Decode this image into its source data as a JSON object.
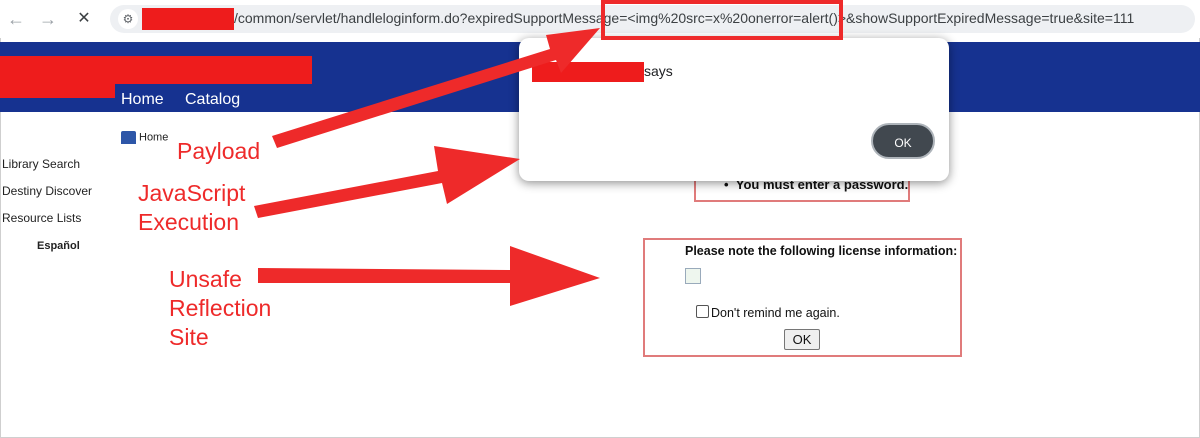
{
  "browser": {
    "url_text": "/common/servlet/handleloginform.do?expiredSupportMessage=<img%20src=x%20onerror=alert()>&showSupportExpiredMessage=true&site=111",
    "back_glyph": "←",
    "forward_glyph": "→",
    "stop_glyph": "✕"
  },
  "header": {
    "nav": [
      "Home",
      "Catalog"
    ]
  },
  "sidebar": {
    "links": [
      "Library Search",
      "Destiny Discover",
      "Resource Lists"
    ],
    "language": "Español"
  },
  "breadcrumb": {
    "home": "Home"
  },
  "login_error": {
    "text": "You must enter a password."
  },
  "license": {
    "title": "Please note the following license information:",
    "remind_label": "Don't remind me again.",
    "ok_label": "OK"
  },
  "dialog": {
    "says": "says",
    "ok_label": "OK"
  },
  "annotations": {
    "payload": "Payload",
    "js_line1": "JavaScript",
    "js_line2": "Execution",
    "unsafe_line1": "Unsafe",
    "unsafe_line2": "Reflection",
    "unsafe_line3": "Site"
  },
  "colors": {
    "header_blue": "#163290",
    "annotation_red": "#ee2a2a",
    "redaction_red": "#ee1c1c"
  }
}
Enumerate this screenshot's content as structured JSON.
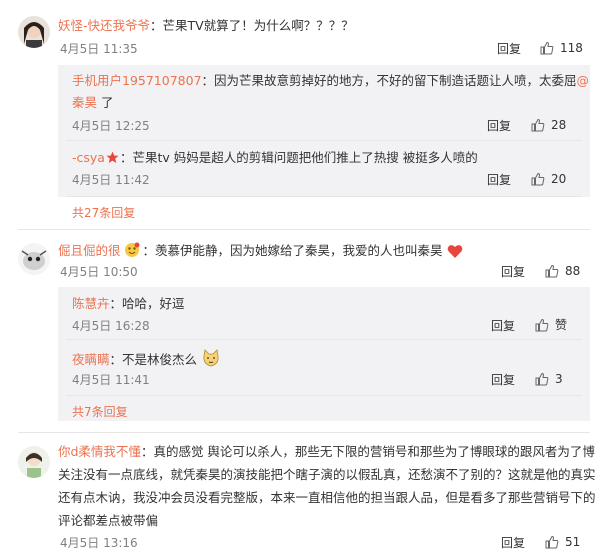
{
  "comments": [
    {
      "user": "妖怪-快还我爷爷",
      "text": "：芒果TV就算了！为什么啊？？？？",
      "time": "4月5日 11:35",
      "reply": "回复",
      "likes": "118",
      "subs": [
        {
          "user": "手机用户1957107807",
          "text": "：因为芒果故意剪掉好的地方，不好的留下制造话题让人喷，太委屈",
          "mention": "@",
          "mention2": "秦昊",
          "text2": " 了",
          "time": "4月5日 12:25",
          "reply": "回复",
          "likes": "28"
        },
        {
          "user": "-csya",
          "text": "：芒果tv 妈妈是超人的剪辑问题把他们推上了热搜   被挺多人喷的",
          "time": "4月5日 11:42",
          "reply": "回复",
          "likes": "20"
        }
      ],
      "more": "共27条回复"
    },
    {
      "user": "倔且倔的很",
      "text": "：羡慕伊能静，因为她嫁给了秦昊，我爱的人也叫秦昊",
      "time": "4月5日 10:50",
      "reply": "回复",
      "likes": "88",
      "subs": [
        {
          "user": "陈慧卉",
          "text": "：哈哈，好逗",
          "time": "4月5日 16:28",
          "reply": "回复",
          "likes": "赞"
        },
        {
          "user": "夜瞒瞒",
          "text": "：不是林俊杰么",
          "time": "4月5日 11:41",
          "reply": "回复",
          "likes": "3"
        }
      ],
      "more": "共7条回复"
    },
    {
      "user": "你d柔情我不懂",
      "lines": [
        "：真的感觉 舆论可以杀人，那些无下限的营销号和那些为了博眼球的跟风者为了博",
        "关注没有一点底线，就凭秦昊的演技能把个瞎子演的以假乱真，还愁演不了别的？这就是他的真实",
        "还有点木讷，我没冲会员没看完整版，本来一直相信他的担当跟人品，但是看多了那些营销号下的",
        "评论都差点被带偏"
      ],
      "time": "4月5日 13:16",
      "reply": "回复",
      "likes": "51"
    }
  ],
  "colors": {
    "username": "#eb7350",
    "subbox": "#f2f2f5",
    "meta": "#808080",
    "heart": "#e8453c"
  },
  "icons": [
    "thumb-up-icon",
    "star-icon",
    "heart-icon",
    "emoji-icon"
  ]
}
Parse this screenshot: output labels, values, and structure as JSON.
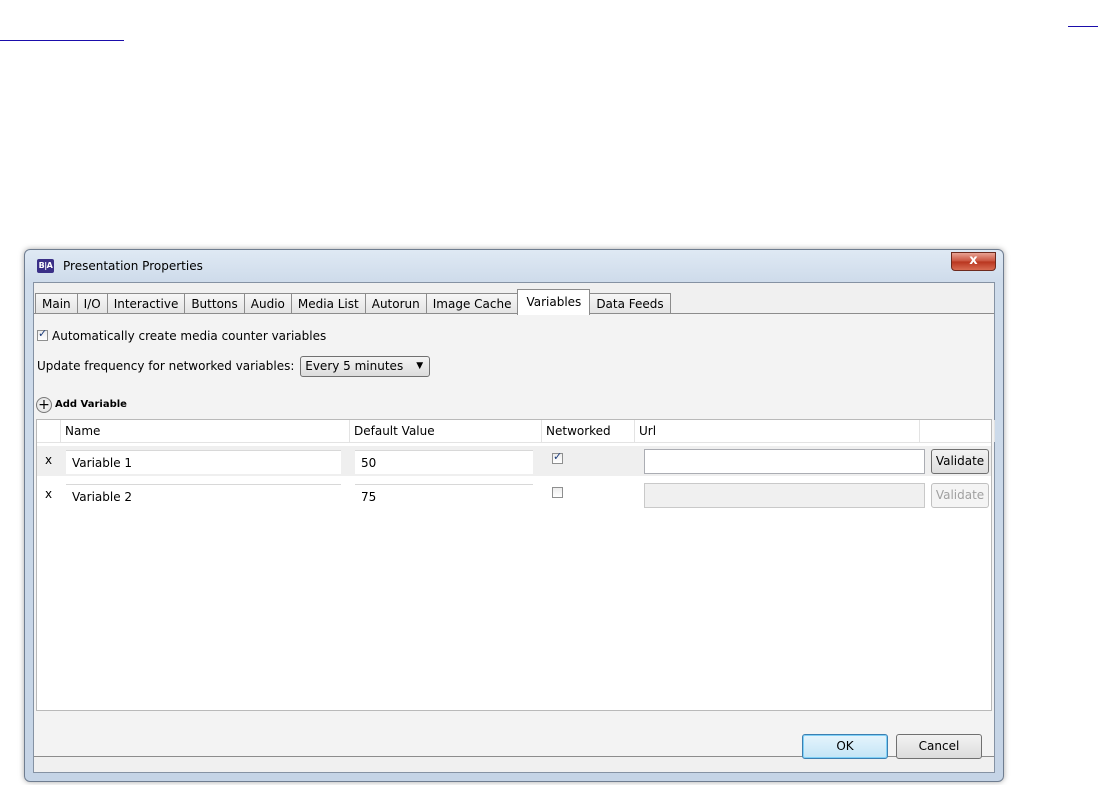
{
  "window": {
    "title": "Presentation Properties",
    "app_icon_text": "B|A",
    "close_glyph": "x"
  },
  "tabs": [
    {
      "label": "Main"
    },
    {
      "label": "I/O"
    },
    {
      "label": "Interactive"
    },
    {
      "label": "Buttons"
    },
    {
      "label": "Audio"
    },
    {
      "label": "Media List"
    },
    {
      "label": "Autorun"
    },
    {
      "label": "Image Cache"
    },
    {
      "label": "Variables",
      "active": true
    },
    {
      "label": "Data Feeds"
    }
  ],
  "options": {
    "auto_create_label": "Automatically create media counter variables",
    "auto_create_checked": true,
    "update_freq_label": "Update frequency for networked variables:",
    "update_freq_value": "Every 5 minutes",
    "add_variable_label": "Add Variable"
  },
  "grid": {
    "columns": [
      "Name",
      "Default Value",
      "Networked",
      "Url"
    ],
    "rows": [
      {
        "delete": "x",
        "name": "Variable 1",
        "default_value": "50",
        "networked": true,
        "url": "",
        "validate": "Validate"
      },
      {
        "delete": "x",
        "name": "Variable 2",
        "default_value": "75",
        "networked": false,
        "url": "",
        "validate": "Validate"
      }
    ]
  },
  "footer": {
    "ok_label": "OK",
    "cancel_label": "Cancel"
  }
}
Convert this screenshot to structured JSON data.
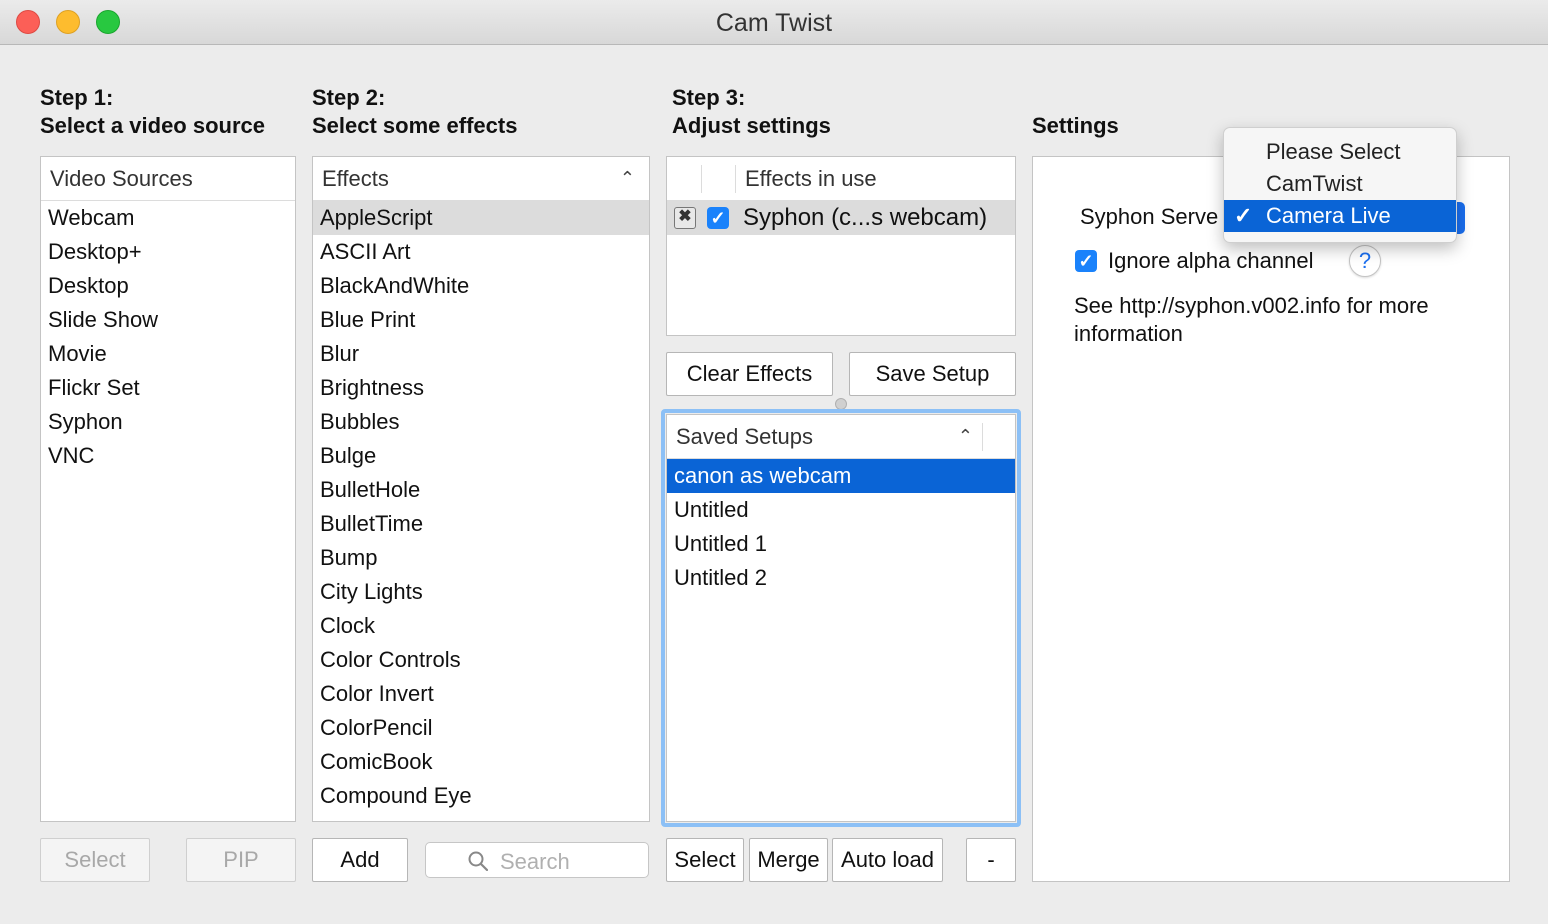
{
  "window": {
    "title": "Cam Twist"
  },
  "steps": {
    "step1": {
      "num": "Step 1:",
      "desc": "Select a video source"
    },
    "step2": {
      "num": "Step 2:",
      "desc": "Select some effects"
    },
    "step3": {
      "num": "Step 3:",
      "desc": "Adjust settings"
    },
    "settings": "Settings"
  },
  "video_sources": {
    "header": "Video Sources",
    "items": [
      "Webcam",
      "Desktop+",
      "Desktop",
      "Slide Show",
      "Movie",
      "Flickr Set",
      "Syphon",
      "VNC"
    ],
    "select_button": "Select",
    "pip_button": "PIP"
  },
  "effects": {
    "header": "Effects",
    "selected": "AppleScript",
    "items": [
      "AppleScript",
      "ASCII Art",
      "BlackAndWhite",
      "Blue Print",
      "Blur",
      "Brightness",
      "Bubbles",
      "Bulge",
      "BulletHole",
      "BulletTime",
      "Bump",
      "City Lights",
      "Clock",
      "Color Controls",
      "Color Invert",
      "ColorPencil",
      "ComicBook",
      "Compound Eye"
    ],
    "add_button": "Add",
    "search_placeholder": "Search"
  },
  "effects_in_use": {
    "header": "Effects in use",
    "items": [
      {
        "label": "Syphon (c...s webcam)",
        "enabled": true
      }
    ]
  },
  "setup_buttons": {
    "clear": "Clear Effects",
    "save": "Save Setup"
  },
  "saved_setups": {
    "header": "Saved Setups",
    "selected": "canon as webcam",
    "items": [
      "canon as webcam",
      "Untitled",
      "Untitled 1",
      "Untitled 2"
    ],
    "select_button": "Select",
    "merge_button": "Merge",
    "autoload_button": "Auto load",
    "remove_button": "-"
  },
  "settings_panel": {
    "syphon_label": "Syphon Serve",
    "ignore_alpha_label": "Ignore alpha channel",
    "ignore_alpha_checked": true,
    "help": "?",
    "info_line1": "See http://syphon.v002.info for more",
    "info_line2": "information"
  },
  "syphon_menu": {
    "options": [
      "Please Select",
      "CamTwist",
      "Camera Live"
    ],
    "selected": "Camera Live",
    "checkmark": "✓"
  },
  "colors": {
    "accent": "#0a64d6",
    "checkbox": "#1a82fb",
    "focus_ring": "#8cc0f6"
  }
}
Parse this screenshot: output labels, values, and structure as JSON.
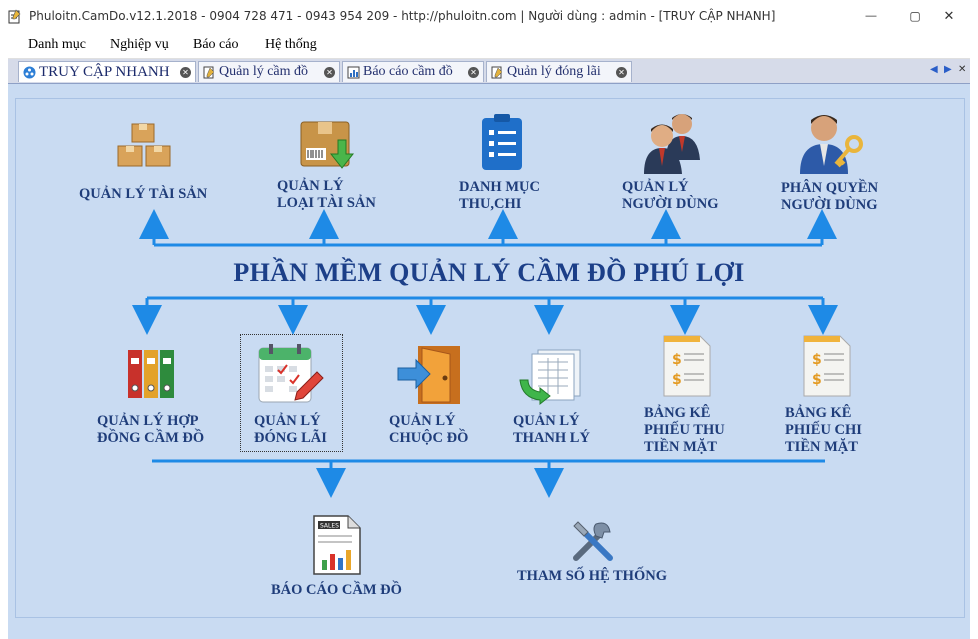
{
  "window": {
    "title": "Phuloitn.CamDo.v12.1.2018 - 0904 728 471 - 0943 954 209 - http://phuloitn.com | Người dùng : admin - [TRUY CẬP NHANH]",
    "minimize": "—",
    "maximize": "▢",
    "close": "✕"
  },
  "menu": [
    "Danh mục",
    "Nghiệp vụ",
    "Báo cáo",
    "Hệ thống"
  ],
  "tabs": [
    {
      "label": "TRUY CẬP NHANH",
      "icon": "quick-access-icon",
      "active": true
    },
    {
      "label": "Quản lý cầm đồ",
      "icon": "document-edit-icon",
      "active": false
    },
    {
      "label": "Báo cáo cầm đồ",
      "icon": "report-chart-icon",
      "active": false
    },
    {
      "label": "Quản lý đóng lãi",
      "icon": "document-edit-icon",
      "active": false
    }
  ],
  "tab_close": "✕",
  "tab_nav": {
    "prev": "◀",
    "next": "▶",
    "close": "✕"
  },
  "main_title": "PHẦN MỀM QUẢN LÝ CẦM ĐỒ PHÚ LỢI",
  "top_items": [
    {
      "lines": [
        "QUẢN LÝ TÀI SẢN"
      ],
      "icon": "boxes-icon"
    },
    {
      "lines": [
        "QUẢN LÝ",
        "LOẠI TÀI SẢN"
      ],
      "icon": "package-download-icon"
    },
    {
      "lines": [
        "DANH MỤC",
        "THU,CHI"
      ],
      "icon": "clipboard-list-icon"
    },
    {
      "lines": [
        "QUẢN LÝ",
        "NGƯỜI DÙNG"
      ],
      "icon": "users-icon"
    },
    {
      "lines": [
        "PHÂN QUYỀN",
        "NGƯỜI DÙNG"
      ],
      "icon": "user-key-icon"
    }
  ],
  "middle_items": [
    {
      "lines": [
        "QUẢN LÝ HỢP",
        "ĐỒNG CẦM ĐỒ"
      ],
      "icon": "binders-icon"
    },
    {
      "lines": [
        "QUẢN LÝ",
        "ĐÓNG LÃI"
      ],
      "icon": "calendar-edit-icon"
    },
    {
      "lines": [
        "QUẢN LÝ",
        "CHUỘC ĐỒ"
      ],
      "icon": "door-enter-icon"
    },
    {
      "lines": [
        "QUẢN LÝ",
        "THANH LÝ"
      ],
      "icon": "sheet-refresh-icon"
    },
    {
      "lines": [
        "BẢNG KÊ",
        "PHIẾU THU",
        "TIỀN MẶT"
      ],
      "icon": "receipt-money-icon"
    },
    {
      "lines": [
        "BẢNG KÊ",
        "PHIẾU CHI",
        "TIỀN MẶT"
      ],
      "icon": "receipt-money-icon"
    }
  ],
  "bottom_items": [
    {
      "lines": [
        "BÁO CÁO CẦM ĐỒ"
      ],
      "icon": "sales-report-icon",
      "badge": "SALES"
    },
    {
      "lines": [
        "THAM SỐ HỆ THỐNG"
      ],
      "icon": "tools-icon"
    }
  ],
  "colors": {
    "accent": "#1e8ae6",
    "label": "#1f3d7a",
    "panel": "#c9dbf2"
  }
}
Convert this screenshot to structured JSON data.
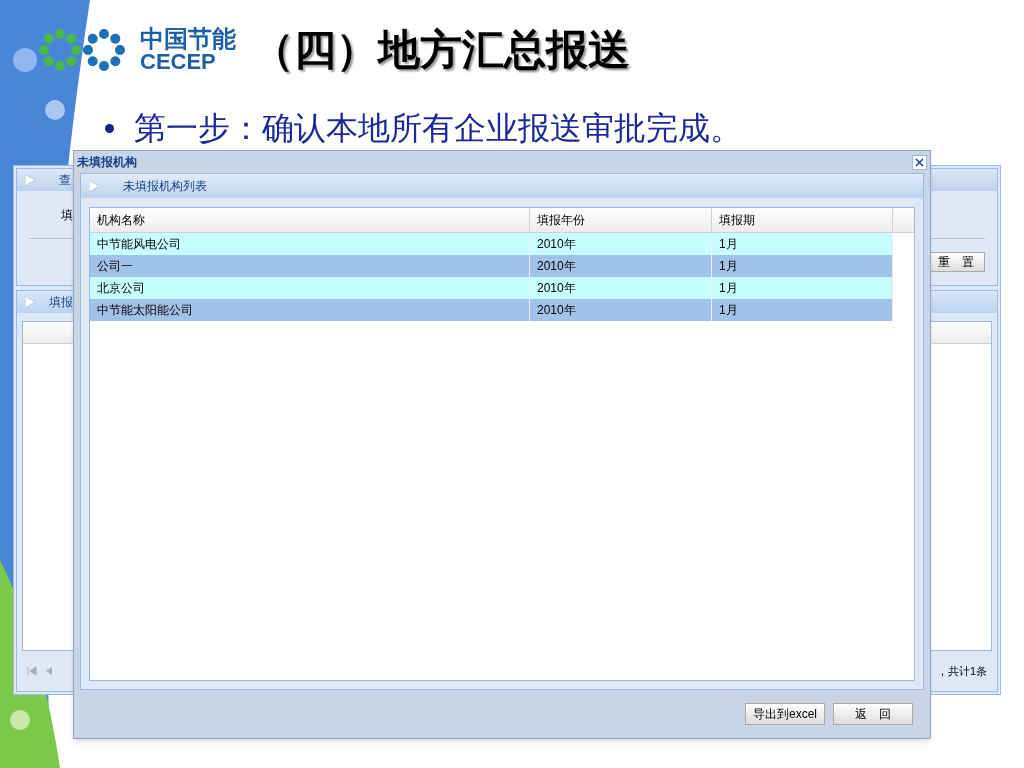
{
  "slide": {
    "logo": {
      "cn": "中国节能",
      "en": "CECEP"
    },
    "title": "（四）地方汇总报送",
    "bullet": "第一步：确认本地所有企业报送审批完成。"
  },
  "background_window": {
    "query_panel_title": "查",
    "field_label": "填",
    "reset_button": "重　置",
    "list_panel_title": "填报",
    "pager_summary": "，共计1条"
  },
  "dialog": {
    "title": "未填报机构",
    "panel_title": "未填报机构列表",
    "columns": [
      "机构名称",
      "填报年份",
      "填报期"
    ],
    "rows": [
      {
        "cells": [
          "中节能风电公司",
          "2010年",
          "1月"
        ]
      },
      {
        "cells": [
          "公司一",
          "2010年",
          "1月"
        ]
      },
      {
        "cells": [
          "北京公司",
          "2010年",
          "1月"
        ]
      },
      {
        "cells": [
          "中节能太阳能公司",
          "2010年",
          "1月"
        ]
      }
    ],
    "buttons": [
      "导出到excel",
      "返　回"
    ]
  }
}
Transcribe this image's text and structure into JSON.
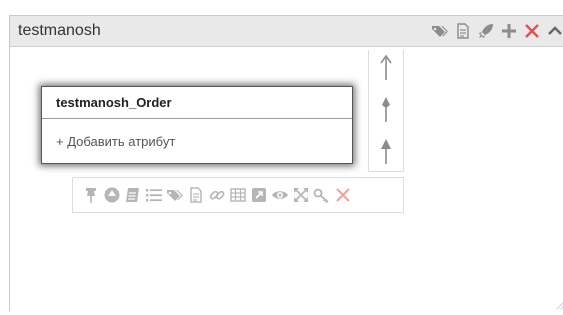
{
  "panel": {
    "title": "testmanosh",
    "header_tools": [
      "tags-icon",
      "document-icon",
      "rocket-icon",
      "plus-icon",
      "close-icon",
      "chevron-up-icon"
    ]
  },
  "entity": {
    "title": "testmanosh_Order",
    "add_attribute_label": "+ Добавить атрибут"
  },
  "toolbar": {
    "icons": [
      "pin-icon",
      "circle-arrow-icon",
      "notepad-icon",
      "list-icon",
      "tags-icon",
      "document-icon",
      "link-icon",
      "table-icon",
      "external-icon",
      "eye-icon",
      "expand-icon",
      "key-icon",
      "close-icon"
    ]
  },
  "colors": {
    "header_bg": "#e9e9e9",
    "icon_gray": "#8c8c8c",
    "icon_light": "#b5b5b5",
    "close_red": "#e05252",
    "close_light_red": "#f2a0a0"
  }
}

== WHAT THE TASK ASKS ==
Look through the material above and work out how many of its lines contain "http". State the number only.

== EXERCISE OUTPUT ==
2